### Brief
Show every line that has the string "title" in it.

### Data listing
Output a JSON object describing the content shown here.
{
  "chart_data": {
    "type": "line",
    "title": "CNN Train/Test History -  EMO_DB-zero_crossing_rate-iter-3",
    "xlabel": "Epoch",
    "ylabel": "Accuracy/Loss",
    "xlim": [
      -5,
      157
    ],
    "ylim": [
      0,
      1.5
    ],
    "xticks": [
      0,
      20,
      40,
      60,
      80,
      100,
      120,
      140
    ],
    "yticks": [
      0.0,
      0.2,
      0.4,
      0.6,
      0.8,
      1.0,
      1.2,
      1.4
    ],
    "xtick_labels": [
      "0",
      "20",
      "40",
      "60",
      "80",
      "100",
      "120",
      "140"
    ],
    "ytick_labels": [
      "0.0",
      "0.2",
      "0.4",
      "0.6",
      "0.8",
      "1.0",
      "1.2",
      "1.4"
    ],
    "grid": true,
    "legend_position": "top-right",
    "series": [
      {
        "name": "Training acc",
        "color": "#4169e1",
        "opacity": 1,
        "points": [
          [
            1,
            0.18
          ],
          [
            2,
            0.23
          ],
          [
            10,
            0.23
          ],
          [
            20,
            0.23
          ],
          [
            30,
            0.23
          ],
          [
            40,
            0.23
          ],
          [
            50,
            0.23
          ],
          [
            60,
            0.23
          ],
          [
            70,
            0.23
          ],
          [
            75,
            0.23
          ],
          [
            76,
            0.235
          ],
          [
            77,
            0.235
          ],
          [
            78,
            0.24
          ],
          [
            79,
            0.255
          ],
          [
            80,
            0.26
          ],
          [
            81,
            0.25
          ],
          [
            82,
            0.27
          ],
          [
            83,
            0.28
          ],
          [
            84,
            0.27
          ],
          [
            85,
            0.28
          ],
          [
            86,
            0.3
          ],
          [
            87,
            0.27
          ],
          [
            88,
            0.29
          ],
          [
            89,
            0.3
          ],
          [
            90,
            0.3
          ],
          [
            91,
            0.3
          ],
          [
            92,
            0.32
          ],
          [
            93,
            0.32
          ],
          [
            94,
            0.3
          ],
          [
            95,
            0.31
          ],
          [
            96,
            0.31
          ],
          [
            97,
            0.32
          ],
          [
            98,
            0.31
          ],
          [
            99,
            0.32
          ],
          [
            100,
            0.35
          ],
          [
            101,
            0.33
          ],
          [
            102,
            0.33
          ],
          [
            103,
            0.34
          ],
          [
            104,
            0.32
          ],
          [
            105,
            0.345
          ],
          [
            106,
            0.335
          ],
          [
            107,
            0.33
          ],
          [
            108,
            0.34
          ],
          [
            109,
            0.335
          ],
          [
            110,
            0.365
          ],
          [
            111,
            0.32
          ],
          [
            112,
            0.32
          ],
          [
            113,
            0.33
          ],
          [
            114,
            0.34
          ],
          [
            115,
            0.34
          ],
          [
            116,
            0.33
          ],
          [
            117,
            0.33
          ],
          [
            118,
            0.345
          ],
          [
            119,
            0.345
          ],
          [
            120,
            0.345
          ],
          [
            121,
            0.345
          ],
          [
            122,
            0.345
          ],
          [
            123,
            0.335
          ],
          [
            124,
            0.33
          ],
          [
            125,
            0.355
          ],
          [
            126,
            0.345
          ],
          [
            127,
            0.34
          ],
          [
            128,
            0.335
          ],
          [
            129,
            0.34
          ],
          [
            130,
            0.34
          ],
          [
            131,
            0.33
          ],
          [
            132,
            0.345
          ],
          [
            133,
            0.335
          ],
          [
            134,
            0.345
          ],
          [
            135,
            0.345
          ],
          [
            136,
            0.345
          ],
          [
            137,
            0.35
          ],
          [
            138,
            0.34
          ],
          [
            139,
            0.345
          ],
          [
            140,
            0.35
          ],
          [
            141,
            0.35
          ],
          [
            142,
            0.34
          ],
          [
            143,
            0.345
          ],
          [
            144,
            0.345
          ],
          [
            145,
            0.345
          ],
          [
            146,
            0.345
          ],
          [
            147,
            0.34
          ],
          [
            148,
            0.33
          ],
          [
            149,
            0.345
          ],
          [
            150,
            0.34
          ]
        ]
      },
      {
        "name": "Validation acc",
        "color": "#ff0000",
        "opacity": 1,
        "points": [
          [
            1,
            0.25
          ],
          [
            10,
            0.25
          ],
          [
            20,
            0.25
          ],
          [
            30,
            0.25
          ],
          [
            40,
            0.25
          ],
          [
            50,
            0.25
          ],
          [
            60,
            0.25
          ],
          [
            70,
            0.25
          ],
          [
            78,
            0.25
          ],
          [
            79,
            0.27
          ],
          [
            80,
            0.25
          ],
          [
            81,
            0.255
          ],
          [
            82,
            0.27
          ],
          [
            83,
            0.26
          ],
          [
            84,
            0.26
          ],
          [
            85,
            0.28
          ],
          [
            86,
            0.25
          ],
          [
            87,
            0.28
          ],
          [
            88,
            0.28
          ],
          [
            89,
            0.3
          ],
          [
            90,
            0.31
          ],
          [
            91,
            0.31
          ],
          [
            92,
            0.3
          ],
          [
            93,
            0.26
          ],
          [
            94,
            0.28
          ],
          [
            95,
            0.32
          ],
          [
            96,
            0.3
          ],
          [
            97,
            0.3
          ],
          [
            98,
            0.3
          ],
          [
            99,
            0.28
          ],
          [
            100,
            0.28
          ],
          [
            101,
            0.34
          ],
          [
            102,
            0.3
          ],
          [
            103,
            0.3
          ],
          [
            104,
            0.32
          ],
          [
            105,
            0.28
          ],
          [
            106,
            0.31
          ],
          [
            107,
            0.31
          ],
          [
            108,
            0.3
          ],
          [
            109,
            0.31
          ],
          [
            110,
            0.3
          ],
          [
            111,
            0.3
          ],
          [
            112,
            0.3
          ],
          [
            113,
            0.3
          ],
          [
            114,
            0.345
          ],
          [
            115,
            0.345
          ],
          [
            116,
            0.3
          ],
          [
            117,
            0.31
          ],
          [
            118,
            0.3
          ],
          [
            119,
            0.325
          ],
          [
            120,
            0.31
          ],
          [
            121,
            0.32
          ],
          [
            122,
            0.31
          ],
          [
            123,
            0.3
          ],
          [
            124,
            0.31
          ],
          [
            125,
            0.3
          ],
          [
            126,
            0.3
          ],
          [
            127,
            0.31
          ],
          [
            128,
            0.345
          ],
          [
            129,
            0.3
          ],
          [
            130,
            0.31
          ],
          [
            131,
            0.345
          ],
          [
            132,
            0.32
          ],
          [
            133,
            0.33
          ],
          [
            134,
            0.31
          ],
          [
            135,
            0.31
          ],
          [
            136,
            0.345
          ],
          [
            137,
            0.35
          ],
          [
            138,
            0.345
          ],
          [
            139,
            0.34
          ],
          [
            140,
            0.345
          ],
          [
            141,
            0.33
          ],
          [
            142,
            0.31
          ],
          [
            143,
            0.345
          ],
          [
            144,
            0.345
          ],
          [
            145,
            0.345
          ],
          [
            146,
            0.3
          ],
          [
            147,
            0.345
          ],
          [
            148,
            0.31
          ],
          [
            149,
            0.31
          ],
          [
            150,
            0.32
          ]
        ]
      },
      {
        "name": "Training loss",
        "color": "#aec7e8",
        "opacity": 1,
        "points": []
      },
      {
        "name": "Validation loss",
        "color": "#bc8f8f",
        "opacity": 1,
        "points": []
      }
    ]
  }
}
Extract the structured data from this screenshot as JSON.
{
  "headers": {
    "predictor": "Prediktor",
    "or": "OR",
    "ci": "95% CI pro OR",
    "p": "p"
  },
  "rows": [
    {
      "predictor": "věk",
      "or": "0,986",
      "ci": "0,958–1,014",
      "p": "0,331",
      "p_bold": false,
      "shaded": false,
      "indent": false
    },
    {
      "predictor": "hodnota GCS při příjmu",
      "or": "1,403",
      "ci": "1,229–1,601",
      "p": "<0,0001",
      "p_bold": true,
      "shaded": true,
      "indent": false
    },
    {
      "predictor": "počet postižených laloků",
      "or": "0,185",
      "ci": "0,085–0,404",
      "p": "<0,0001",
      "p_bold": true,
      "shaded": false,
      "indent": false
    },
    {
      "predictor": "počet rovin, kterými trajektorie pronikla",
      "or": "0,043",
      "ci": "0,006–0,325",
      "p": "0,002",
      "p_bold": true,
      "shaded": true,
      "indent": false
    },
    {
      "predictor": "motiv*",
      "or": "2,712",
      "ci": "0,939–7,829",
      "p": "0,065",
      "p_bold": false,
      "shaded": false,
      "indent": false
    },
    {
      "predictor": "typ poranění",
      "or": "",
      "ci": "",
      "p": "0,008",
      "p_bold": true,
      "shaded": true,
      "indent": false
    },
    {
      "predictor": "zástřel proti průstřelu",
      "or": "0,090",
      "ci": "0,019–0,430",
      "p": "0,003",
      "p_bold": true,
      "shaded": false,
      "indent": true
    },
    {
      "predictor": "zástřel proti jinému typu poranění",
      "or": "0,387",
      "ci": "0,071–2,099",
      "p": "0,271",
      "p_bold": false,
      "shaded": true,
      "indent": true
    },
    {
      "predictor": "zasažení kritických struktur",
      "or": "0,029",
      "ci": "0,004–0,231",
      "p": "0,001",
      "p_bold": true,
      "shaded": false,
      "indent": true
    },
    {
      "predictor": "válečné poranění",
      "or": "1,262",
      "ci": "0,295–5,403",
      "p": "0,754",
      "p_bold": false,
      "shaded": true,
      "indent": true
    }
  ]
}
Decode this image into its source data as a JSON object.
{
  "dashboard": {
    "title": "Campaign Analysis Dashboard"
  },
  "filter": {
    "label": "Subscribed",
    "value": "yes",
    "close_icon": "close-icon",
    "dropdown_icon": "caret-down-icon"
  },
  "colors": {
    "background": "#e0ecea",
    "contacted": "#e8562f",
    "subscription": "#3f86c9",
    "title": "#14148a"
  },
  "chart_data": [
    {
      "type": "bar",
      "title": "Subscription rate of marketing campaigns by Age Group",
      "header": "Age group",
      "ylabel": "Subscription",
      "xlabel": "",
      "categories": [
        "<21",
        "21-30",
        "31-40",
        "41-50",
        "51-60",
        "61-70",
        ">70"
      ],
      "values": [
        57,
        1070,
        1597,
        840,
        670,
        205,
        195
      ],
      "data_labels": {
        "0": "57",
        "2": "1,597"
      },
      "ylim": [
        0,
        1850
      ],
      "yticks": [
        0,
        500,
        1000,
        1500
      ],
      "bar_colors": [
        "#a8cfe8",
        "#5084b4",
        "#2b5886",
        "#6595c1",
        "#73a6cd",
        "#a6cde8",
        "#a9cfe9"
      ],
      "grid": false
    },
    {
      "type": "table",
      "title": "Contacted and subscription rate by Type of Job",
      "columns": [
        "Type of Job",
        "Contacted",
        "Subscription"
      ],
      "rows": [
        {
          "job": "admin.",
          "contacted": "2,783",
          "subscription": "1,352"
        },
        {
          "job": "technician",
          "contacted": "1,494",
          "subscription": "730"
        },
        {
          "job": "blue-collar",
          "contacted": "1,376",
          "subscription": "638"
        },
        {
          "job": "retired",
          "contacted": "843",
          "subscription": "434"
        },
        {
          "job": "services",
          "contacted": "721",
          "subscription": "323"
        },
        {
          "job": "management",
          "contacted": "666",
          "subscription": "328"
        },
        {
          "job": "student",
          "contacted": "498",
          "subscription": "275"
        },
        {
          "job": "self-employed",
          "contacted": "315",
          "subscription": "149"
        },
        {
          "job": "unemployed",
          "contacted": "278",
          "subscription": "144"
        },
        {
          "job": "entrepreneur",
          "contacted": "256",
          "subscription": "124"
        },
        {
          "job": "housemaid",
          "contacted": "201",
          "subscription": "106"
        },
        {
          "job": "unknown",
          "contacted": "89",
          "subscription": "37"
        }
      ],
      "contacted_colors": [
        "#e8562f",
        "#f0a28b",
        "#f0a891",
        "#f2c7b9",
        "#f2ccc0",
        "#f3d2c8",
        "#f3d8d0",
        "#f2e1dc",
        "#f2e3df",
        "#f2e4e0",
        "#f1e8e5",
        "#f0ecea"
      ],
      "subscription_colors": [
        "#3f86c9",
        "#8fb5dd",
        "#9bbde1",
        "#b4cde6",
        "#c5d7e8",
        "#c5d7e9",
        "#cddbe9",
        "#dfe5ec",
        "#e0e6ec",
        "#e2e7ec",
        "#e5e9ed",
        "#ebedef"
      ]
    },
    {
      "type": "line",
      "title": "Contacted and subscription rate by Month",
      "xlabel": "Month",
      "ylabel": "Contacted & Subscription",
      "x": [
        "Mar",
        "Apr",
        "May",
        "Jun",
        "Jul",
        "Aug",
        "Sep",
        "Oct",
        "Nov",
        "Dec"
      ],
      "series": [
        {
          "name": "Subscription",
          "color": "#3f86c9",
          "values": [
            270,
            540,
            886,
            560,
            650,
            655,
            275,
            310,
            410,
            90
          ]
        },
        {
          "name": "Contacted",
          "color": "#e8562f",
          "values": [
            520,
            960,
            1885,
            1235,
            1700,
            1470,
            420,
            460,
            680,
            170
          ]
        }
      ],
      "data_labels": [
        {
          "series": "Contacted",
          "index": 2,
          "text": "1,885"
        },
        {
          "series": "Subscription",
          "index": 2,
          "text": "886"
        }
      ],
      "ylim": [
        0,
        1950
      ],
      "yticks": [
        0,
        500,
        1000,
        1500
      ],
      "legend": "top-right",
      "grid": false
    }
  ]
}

### Answer
    "title": "CNN Train/Test History -  EMO_DB-zero_crossing_rate-iter-3",
    "title": "Campaign Analysis Dashboard"
    "title": "#14148a"
      "title": "Subscription rate of marketing campaigns by Age Group",
      "title": "Contacted and subscription rate by Type of Job",
      "title": "Contacted and subscription rate by Month",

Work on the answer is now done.